# Instructions to follow
Identify each line below containing the string "comment" and copy it.

# Dataset extract
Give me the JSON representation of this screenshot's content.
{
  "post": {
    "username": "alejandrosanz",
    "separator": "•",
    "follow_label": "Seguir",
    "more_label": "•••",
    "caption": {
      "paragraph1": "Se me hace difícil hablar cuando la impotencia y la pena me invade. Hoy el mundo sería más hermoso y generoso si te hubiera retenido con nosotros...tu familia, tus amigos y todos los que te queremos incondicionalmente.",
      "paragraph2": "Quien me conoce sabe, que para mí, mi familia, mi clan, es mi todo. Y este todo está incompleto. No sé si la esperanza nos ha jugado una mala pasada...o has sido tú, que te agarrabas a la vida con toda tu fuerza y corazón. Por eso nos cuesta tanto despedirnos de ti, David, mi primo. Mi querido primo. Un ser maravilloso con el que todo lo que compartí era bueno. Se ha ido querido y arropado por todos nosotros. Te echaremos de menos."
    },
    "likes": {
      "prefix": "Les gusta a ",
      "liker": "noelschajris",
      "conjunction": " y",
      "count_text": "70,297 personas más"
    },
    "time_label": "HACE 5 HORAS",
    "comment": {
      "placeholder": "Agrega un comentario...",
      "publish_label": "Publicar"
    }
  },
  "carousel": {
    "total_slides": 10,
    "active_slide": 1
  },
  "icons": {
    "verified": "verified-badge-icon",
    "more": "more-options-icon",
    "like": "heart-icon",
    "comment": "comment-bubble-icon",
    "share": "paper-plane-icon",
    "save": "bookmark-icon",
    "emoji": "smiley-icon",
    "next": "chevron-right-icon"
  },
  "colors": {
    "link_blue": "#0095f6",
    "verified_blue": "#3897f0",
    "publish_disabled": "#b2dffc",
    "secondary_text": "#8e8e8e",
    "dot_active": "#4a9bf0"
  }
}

# Full answer
    "comment": {
    "comment": "comment-bubble-icon",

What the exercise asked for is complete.